(Written task)
Write out all the entries word for word and omit any pictures.

--- Working data ---

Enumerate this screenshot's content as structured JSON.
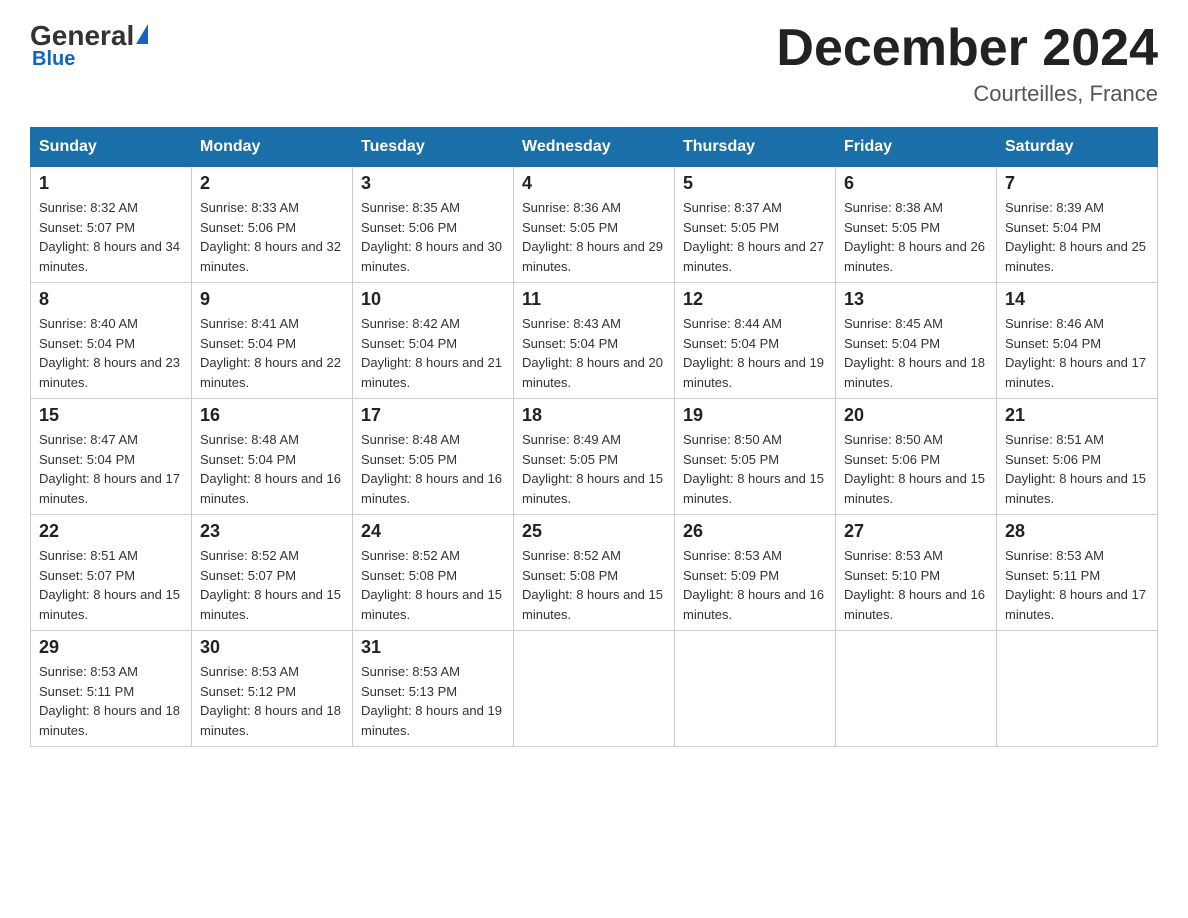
{
  "logo": {
    "general": "General",
    "blue": "Blue"
  },
  "title": "December 2024",
  "location": "Courteilles, France",
  "days_of_week": [
    "Sunday",
    "Monday",
    "Tuesday",
    "Wednesday",
    "Thursday",
    "Friday",
    "Saturday"
  ],
  "weeks": [
    [
      {
        "day": "1",
        "sunrise": "8:32 AM",
        "sunset": "5:07 PM",
        "daylight": "8 hours and 34 minutes."
      },
      {
        "day": "2",
        "sunrise": "8:33 AM",
        "sunset": "5:06 PM",
        "daylight": "8 hours and 32 minutes."
      },
      {
        "day": "3",
        "sunrise": "8:35 AM",
        "sunset": "5:06 PM",
        "daylight": "8 hours and 30 minutes."
      },
      {
        "day": "4",
        "sunrise": "8:36 AM",
        "sunset": "5:05 PM",
        "daylight": "8 hours and 29 minutes."
      },
      {
        "day": "5",
        "sunrise": "8:37 AM",
        "sunset": "5:05 PM",
        "daylight": "8 hours and 27 minutes."
      },
      {
        "day": "6",
        "sunrise": "8:38 AM",
        "sunset": "5:05 PM",
        "daylight": "8 hours and 26 minutes."
      },
      {
        "day": "7",
        "sunrise": "8:39 AM",
        "sunset": "5:04 PM",
        "daylight": "8 hours and 25 minutes."
      }
    ],
    [
      {
        "day": "8",
        "sunrise": "8:40 AM",
        "sunset": "5:04 PM",
        "daylight": "8 hours and 23 minutes."
      },
      {
        "day": "9",
        "sunrise": "8:41 AM",
        "sunset": "5:04 PM",
        "daylight": "8 hours and 22 minutes."
      },
      {
        "day": "10",
        "sunrise": "8:42 AM",
        "sunset": "5:04 PM",
        "daylight": "8 hours and 21 minutes."
      },
      {
        "day": "11",
        "sunrise": "8:43 AM",
        "sunset": "5:04 PM",
        "daylight": "8 hours and 20 minutes."
      },
      {
        "day": "12",
        "sunrise": "8:44 AM",
        "sunset": "5:04 PM",
        "daylight": "8 hours and 19 minutes."
      },
      {
        "day": "13",
        "sunrise": "8:45 AM",
        "sunset": "5:04 PM",
        "daylight": "8 hours and 18 minutes."
      },
      {
        "day": "14",
        "sunrise": "8:46 AM",
        "sunset": "5:04 PM",
        "daylight": "8 hours and 17 minutes."
      }
    ],
    [
      {
        "day": "15",
        "sunrise": "8:47 AM",
        "sunset": "5:04 PM",
        "daylight": "8 hours and 17 minutes."
      },
      {
        "day": "16",
        "sunrise": "8:48 AM",
        "sunset": "5:04 PM",
        "daylight": "8 hours and 16 minutes."
      },
      {
        "day": "17",
        "sunrise": "8:48 AM",
        "sunset": "5:05 PM",
        "daylight": "8 hours and 16 minutes."
      },
      {
        "day": "18",
        "sunrise": "8:49 AM",
        "sunset": "5:05 PM",
        "daylight": "8 hours and 15 minutes."
      },
      {
        "day": "19",
        "sunrise": "8:50 AM",
        "sunset": "5:05 PM",
        "daylight": "8 hours and 15 minutes."
      },
      {
        "day": "20",
        "sunrise": "8:50 AM",
        "sunset": "5:06 PM",
        "daylight": "8 hours and 15 minutes."
      },
      {
        "day": "21",
        "sunrise": "8:51 AM",
        "sunset": "5:06 PM",
        "daylight": "8 hours and 15 minutes."
      }
    ],
    [
      {
        "day": "22",
        "sunrise": "8:51 AM",
        "sunset": "5:07 PM",
        "daylight": "8 hours and 15 minutes."
      },
      {
        "day": "23",
        "sunrise": "8:52 AM",
        "sunset": "5:07 PM",
        "daylight": "8 hours and 15 minutes."
      },
      {
        "day": "24",
        "sunrise": "8:52 AM",
        "sunset": "5:08 PM",
        "daylight": "8 hours and 15 minutes."
      },
      {
        "day": "25",
        "sunrise": "8:52 AM",
        "sunset": "5:08 PM",
        "daylight": "8 hours and 15 minutes."
      },
      {
        "day": "26",
        "sunrise": "8:53 AM",
        "sunset": "5:09 PM",
        "daylight": "8 hours and 16 minutes."
      },
      {
        "day": "27",
        "sunrise": "8:53 AM",
        "sunset": "5:10 PM",
        "daylight": "8 hours and 16 minutes."
      },
      {
        "day": "28",
        "sunrise": "8:53 AM",
        "sunset": "5:11 PM",
        "daylight": "8 hours and 17 minutes."
      }
    ],
    [
      {
        "day": "29",
        "sunrise": "8:53 AM",
        "sunset": "5:11 PM",
        "daylight": "8 hours and 18 minutes."
      },
      {
        "day": "30",
        "sunrise": "8:53 AM",
        "sunset": "5:12 PM",
        "daylight": "8 hours and 18 minutes."
      },
      {
        "day": "31",
        "sunrise": "8:53 AM",
        "sunset": "5:13 PM",
        "daylight": "8 hours and 19 minutes."
      },
      null,
      null,
      null,
      null
    ]
  ]
}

---

(Output)
Enumerate this screenshot's content as structured JSON.
{
  "logo": {
    "general": "General",
    "blue": "Blue"
  },
  "title": "December 2024",
  "location": "Courteilles, France",
  "days_of_week": [
    "Sunday",
    "Monday",
    "Tuesday",
    "Wednesday",
    "Thursday",
    "Friday",
    "Saturday"
  ],
  "weeks": [
    [
      {
        "day": "1",
        "sunrise": "8:32 AM",
        "sunset": "5:07 PM",
        "daylight": "8 hours and 34 minutes."
      },
      {
        "day": "2",
        "sunrise": "8:33 AM",
        "sunset": "5:06 PM",
        "daylight": "8 hours and 32 minutes."
      },
      {
        "day": "3",
        "sunrise": "8:35 AM",
        "sunset": "5:06 PM",
        "daylight": "8 hours and 30 minutes."
      },
      {
        "day": "4",
        "sunrise": "8:36 AM",
        "sunset": "5:05 PM",
        "daylight": "8 hours and 29 minutes."
      },
      {
        "day": "5",
        "sunrise": "8:37 AM",
        "sunset": "5:05 PM",
        "daylight": "8 hours and 27 minutes."
      },
      {
        "day": "6",
        "sunrise": "8:38 AM",
        "sunset": "5:05 PM",
        "daylight": "8 hours and 26 minutes."
      },
      {
        "day": "7",
        "sunrise": "8:39 AM",
        "sunset": "5:04 PM",
        "daylight": "8 hours and 25 minutes."
      }
    ],
    [
      {
        "day": "8",
        "sunrise": "8:40 AM",
        "sunset": "5:04 PM",
        "daylight": "8 hours and 23 minutes."
      },
      {
        "day": "9",
        "sunrise": "8:41 AM",
        "sunset": "5:04 PM",
        "daylight": "8 hours and 22 minutes."
      },
      {
        "day": "10",
        "sunrise": "8:42 AM",
        "sunset": "5:04 PM",
        "daylight": "8 hours and 21 minutes."
      },
      {
        "day": "11",
        "sunrise": "8:43 AM",
        "sunset": "5:04 PM",
        "daylight": "8 hours and 20 minutes."
      },
      {
        "day": "12",
        "sunrise": "8:44 AM",
        "sunset": "5:04 PM",
        "daylight": "8 hours and 19 minutes."
      },
      {
        "day": "13",
        "sunrise": "8:45 AM",
        "sunset": "5:04 PM",
        "daylight": "8 hours and 18 minutes."
      },
      {
        "day": "14",
        "sunrise": "8:46 AM",
        "sunset": "5:04 PM",
        "daylight": "8 hours and 17 minutes."
      }
    ],
    [
      {
        "day": "15",
        "sunrise": "8:47 AM",
        "sunset": "5:04 PM",
        "daylight": "8 hours and 17 minutes."
      },
      {
        "day": "16",
        "sunrise": "8:48 AM",
        "sunset": "5:04 PM",
        "daylight": "8 hours and 16 minutes."
      },
      {
        "day": "17",
        "sunrise": "8:48 AM",
        "sunset": "5:05 PM",
        "daylight": "8 hours and 16 minutes."
      },
      {
        "day": "18",
        "sunrise": "8:49 AM",
        "sunset": "5:05 PM",
        "daylight": "8 hours and 15 minutes."
      },
      {
        "day": "19",
        "sunrise": "8:50 AM",
        "sunset": "5:05 PM",
        "daylight": "8 hours and 15 minutes."
      },
      {
        "day": "20",
        "sunrise": "8:50 AM",
        "sunset": "5:06 PM",
        "daylight": "8 hours and 15 minutes."
      },
      {
        "day": "21",
        "sunrise": "8:51 AM",
        "sunset": "5:06 PM",
        "daylight": "8 hours and 15 minutes."
      }
    ],
    [
      {
        "day": "22",
        "sunrise": "8:51 AM",
        "sunset": "5:07 PM",
        "daylight": "8 hours and 15 minutes."
      },
      {
        "day": "23",
        "sunrise": "8:52 AM",
        "sunset": "5:07 PM",
        "daylight": "8 hours and 15 minutes."
      },
      {
        "day": "24",
        "sunrise": "8:52 AM",
        "sunset": "5:08 PM",
        "daylight": "8 hours and 15 minutes."
      },
      {
        "day": "25",
        "sunrise": "8:52 AM",
        "sunset": "5:08 PM",
        "daylight": "8 hours and 15 minutes."
      },
      {
        "day": "26",
        "sunrise": "8:53 AM",
        "sunset": "5:09 PM",
        "daylight": "8 hours and 16 minutes."
      },
      {
        "day": "27",
        "sunrise": "8:53 AM",
        "sunset": "5:10 PM",
        "daylight": "8 hours and 16 minutes."
      },
      {
        "day": "28",
        "sunrise": "8:53 AM",
        "sunset": "5:11 PM",
        "daylight": "8 hours and 17 minutes."
      }
    ],
    [
      {
        "day": "29",
        "sunrise": "8:53 AM",
        "sunset": "5:11 PM",
        "daylight": "8 hours and 18 minutes."
      },
      {
        "day": "30",
        "sunrise": "8:53 AM",
        "sunset": "5:12 PM",
        "daylight": "8 hours and 18 minutes."
      },
      {
        "day": "31",
        "sunrise": "8:53 AM",
        "sunset": "5:13 PM",
        "daylight": "8 hours and 19 minutes."
      },
      null,
      null,
      null,
      null
    ]
  ]
}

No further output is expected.